(Beginning of SELECTED TEXT)

Looking deeper, I noticed some more patterns. Put briefly:

Not all areas are meant to use up all resources that the players had during every movement in that adventure. Some were just meant for the players to explore without the threat of attrition.

Some areas threatened to have all the forces of the area crash onto the players if they are detected and hostile. They were balanced not as separate encounters, though. It was balanced as a multi-wave encounter which made it less unfair for short rest classes.
 

tetrasodium

Legend
Supporter
Epic
Looking deeper, I noticed some more patterns. Put briefly:

Not all areas are meant to use up all resources that the players had during every movement in that adventure. Some were just meant for the players to explore without the threat of attrition.

Some areas threatened to have all the forces of the area crash onto the players if they are detected and hostile. They were balanced not as separate encounters, though. It was balanced as a multi-wave encounter which made it less unfair for short rest classes.
This is why people complain about how 5e forces the GM to play rest police. In the first example classes designed to munchkinize the 5 minute work day are much more powerful than the long rest leaning classes while in the second example the long rest classes are not really that much if any notable amount more powerful than the short rest classes. The only time it really shows is when the GM punishes the party with a meatgrinder that unfairly punishes everyone.

(End of SELECTED TEXT)

* _TASKS_:
**a)** Using the forum post, explain in one to three sentences why people complain that 5e forces the GM to play rest police.
**b)** Print the part of the forum post starting at "This is why" and ending at "unfairly punishes everyone.".
**c)** According to the forum post, when does the difference between the classes really show?
Rely on the forum post alone.

(Beginning of SUPPLIED ENTRIES)

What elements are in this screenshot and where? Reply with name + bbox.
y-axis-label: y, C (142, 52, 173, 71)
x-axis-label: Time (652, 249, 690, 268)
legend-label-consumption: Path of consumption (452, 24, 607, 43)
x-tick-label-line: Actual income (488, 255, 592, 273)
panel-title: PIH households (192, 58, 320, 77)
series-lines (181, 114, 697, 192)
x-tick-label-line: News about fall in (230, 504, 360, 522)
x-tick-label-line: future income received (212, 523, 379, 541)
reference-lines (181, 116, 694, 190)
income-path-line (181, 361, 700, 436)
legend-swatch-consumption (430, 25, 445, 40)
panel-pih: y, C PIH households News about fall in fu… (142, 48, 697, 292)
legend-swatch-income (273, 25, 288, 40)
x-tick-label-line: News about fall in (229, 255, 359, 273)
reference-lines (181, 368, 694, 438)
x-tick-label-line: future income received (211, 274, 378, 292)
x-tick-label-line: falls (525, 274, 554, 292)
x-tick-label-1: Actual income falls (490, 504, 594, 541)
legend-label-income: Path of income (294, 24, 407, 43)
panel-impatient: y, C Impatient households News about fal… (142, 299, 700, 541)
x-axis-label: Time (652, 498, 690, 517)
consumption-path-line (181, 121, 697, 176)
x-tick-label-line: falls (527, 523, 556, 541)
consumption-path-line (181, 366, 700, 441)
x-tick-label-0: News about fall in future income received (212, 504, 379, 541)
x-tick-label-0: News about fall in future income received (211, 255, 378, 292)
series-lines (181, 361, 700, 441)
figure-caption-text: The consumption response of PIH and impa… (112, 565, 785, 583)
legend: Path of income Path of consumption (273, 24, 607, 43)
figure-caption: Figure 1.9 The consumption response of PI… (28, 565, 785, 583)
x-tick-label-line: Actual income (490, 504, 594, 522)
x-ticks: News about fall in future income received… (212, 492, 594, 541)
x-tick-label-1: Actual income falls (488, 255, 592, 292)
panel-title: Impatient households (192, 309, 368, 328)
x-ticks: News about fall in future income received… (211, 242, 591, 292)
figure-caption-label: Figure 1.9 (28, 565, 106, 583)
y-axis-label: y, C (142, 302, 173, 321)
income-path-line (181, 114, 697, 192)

(End of SUPPLIED ENTRIES)

* _NUMBERED RESPONSES_:
**a)** In areas meant for exploration without attrition, classes designed to exploit the 5 minute work day are much more powerful than the classes that lean on long rests. In areas balanced as a multi-wave encounter, the long rest classes are barely more powerful than the short rest classes, if at all.

**b)**
This is why people complain about how 5e forces the GM to play rest police. In the first example classes designed to munchkinize the 5 minute work day are much more powerful than the long rest leaning classes while in the second example the long rest classes are not really that much if any notable amount more powerful than the short rest classes. The only time it really shows is when the GM punishes the party with a meatgrinder that unfairly punishes everyone.

**c)** It shows when the GM punishes the party with a meatgrinder that unfairly punishes everyone.